→ **What this task involves**
State only how many lines contain the string "tenha".
*** Material to process ***
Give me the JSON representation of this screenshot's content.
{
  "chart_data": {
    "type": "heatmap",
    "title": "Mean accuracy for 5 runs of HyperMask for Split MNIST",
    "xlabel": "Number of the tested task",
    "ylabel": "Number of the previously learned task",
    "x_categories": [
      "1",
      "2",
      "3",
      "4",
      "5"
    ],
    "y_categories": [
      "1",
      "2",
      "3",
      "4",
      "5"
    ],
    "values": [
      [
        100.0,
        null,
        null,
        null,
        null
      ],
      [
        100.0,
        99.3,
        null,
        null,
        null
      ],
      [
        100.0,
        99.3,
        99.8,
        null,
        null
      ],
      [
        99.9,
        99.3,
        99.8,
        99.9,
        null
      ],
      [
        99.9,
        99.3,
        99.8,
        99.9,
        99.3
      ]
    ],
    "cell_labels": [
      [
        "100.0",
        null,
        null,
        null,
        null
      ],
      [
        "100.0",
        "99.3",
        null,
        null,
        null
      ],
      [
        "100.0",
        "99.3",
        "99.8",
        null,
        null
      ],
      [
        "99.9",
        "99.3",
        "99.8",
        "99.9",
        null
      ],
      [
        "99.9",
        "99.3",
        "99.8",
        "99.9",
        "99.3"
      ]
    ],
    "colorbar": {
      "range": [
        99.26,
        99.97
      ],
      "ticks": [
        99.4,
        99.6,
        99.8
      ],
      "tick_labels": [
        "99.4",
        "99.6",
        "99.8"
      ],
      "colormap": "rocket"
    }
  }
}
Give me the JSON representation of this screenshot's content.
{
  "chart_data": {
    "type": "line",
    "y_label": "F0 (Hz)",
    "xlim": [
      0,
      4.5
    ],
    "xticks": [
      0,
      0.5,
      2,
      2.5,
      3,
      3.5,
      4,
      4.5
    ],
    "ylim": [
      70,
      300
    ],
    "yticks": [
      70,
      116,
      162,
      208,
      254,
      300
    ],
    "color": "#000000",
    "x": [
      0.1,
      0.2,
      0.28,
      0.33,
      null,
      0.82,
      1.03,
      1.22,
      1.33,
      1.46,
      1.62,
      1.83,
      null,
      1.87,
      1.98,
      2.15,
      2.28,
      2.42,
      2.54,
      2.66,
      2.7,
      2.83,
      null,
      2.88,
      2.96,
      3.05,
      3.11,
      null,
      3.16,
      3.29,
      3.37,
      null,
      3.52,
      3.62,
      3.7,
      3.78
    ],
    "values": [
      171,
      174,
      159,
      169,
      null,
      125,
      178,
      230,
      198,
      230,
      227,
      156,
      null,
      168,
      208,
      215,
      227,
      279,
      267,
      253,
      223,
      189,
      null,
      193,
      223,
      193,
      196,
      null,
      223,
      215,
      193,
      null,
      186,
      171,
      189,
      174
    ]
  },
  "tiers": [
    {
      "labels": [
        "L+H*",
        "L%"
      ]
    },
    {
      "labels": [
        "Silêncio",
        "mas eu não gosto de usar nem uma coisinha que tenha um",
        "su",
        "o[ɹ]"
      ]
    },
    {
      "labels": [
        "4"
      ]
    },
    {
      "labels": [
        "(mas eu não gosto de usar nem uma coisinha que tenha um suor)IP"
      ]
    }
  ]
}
***
→ **Result for this exercise**
2